* _DATA EXCERPTS_
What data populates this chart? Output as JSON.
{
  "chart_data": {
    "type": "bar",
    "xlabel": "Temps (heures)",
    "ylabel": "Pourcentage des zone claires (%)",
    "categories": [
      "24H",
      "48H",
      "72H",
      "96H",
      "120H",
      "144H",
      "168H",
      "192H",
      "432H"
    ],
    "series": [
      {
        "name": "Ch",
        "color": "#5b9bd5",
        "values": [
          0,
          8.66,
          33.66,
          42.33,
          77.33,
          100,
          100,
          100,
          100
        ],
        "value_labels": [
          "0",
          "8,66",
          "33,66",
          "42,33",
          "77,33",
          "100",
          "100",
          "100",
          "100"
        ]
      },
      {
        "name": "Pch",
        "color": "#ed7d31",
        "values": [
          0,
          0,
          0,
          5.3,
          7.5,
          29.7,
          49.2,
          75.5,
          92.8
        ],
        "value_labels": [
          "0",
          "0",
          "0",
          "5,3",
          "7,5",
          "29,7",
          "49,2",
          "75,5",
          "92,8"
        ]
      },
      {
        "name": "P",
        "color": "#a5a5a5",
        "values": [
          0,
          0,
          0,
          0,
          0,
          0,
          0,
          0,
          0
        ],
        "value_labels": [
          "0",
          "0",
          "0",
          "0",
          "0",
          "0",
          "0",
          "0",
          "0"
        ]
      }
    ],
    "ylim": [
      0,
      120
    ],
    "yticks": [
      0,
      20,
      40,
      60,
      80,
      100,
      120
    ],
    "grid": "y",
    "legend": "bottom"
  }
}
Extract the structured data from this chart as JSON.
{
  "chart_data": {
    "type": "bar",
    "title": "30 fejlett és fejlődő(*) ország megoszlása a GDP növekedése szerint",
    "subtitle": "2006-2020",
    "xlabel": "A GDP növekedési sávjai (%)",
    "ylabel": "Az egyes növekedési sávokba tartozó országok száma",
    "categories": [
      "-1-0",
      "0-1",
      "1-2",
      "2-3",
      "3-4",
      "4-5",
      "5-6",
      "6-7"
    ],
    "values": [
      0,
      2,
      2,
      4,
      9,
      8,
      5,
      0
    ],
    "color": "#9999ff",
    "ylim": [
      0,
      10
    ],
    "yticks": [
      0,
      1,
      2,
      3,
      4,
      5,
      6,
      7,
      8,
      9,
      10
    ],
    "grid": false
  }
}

* _EXERCISE AIM_
Pull out all lines of the data with the string "color".

* _RESULT FOR THIS TASK_
        "color": "#5b9bd5",
        "color": "#ed7d31",
        "color": "#a5a5a5",
    "color": "#9999ff",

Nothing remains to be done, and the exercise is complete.